Lines of data:
--

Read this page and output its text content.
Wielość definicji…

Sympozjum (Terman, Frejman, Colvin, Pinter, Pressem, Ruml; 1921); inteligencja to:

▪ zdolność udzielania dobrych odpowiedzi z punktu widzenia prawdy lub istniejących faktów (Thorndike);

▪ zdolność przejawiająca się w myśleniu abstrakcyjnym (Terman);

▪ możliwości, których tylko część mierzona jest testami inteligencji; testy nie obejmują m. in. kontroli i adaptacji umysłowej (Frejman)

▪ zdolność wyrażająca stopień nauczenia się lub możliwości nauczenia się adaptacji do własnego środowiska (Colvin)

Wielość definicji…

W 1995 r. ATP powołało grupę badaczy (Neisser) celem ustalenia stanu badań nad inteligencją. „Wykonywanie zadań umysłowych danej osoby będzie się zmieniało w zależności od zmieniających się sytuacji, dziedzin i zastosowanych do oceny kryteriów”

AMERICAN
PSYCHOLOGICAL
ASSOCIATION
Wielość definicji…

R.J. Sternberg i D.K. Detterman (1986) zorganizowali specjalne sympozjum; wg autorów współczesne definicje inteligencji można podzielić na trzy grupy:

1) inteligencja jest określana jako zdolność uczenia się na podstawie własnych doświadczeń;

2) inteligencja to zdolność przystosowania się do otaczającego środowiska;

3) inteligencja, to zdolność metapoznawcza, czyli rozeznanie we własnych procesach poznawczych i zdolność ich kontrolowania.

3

--

• [Task objective] Reply with the number of lines in the preceding entries that contain "inteligencji", and no other words.

• [Expected answer] 2